Given problem:
Every line below that holds the string "starboard" should be copied out.

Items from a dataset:
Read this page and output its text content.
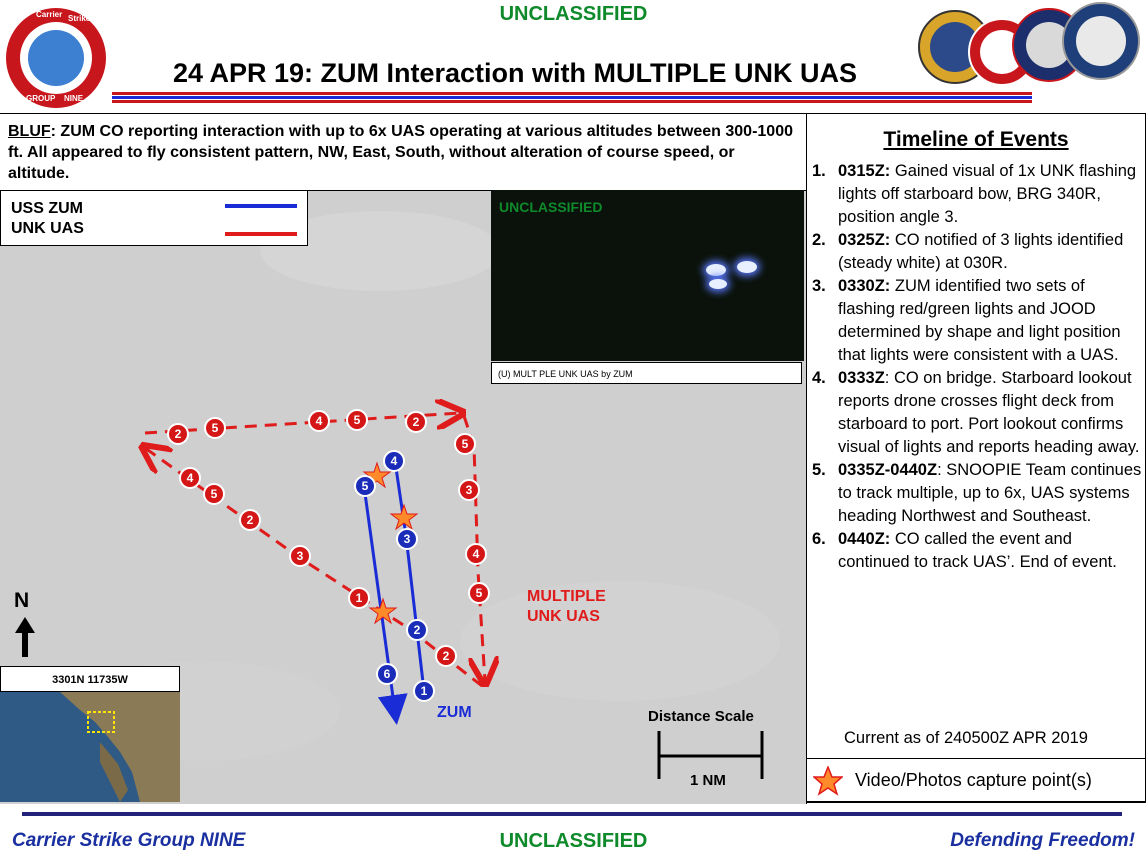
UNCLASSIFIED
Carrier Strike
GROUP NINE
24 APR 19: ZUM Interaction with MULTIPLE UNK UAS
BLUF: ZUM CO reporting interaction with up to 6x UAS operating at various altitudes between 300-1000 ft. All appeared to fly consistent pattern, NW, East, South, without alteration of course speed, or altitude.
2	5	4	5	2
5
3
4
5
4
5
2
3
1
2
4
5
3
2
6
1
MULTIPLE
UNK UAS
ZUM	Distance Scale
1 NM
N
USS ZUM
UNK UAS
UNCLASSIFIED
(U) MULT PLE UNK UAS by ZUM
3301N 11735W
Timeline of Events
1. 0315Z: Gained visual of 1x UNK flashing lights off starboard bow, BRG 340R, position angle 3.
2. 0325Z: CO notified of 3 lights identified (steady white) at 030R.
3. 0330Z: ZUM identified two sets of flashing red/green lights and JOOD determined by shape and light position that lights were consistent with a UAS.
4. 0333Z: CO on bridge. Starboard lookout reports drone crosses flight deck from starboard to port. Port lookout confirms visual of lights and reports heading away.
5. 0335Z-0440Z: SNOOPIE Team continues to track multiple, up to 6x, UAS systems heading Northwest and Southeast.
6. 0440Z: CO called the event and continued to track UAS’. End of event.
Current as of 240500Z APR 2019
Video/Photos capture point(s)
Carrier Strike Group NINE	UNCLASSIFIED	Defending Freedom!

* * *

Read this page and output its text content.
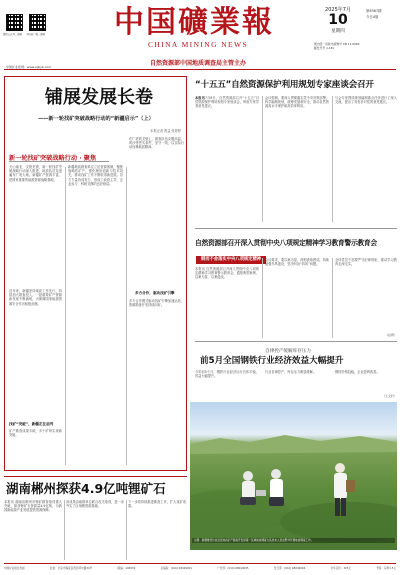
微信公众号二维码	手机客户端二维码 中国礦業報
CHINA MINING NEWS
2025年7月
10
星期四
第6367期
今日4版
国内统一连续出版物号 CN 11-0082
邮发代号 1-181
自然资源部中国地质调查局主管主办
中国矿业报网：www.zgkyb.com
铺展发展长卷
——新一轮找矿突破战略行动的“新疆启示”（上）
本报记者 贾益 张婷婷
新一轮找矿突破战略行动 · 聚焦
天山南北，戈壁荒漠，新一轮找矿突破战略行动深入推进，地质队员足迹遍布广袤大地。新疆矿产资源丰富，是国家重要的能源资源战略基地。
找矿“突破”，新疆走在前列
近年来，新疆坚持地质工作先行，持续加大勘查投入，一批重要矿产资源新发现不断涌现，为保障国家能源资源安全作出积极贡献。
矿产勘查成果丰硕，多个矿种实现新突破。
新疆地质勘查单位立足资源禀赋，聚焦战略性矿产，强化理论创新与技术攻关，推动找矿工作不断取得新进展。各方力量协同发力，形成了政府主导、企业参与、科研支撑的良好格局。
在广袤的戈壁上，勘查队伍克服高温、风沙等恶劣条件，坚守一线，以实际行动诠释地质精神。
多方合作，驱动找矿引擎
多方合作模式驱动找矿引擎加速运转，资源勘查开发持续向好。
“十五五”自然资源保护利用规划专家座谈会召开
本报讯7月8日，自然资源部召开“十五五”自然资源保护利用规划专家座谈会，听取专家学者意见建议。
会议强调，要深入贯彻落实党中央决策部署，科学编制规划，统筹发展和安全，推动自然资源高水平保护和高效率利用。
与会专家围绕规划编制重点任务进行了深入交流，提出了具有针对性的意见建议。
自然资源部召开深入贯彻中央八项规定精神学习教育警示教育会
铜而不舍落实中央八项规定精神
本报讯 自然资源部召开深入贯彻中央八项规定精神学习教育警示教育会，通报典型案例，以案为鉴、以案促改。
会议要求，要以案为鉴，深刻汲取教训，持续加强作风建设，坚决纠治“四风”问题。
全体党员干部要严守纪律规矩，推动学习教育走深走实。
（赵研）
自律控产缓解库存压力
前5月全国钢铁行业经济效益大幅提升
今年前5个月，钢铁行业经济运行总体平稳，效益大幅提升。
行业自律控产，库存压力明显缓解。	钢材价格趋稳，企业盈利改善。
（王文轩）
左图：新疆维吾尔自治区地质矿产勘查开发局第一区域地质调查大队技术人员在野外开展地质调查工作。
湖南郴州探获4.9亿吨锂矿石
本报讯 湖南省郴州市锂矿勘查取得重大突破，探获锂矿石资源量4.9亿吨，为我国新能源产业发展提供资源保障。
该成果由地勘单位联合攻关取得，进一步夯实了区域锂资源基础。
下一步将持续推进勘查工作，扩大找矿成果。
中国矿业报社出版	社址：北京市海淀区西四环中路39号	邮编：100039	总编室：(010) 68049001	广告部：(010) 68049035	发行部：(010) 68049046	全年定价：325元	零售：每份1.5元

Worked solution:
1. 0315Z: Gained visual of 1x UNK flashing lights off starboard bow, BRG 340R, position angle 3.
4. 0333Z: CO on bridge. Starboard lookout reports drone crosses flight deck from starboard to port. Port lookout confirms visual of lights and reports heading away.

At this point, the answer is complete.